▶ [WHAT YOU HAVE TO DO]: Leave every picture out and write out the records below exactly.

________

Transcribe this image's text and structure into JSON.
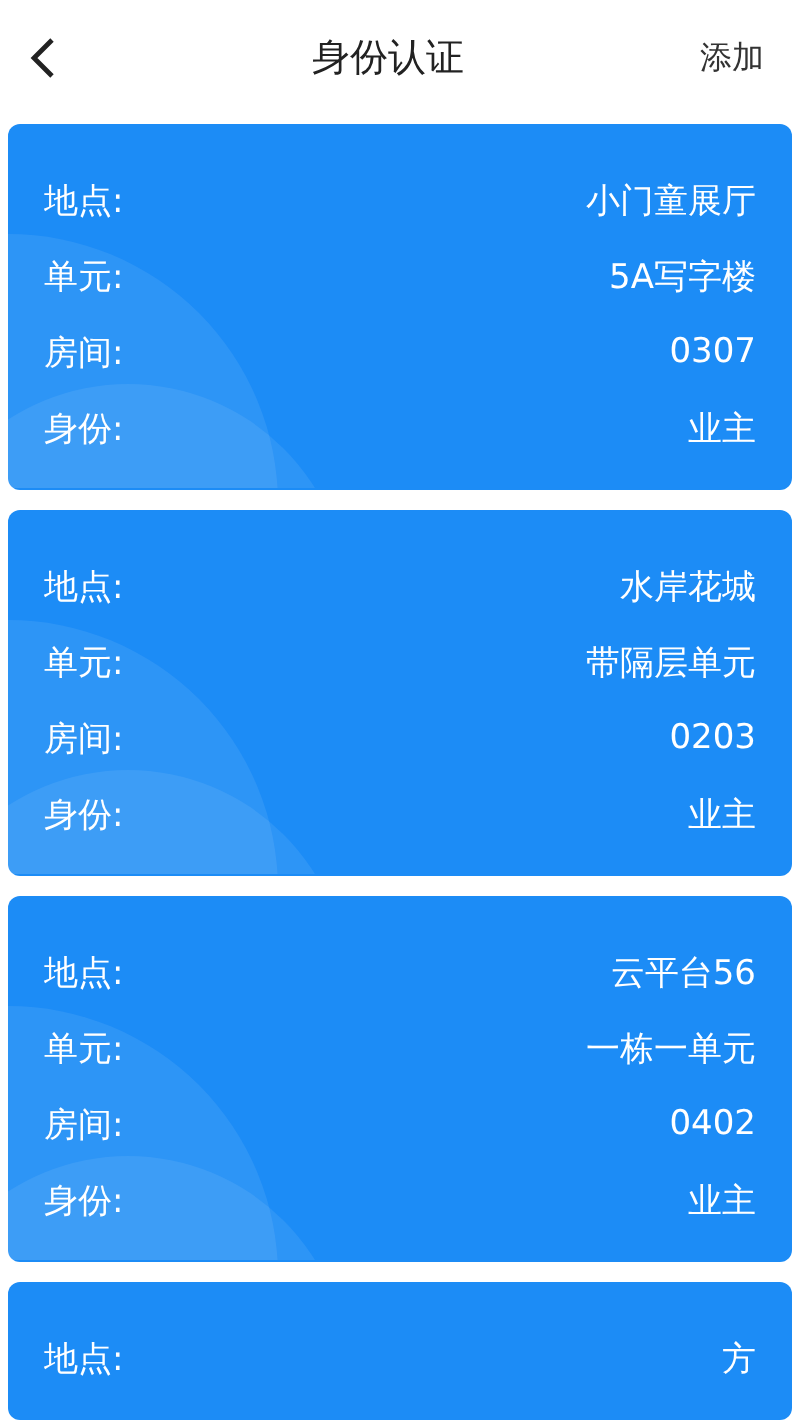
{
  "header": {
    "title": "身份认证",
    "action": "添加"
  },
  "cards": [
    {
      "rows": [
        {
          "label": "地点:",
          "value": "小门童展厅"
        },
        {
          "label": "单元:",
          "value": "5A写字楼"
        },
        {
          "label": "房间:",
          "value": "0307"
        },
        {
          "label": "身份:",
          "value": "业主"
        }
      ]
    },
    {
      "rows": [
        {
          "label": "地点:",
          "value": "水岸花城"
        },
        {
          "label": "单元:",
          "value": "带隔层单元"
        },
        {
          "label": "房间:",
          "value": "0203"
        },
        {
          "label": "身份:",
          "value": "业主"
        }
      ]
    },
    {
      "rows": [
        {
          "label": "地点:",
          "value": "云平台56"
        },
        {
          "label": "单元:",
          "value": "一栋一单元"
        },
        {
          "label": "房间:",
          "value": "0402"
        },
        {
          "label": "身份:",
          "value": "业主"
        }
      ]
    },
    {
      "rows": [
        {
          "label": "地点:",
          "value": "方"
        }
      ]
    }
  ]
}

________

▶ [THE ANSWER]:
Transcribe this image's text and structure into JSON.
{
  "header": {
    "title": "身份认证",
    "action": "添加"
  },
  "cards": [
    {
      "rows": [
        {
          "label": "地点:",
          "value": "小门童展厅"
        },
        {
          "label": "单元:",
          "value": "5A写字楼"
        },
        {
          "label": "房间:",
          "value": "0307"
        },
        {
          "label": "身份:",
          "value": "业主"
        }
      ]
    },
    {
      "rows": [
        {
          "label": "地点:",
          "value": "水岸花城"
        },
        {
          "label": "单元:",
          "value": "带隔层单元"
        },
        {
          "label": "房间:",
          "value": "0203"
        },
        {
          "label": "身份:",
          "value": "业主"
        }
      ]
    },
    {
      "rows": [
        {
          "label": "地点:",
          "value": "云平台56"
        },
        {
          "label": "单元:",
          "value": "一栋一单元"
        },
        {
          "label": "房间:",
          "value": "0402"
        },
        {
          "label": "身份:",
          "value": "业主"
        }
      ]
    },
    {
      "rows": [
        {
          "label": "地点:",
          "value": "方"
        }
      ]
    }
  ]
}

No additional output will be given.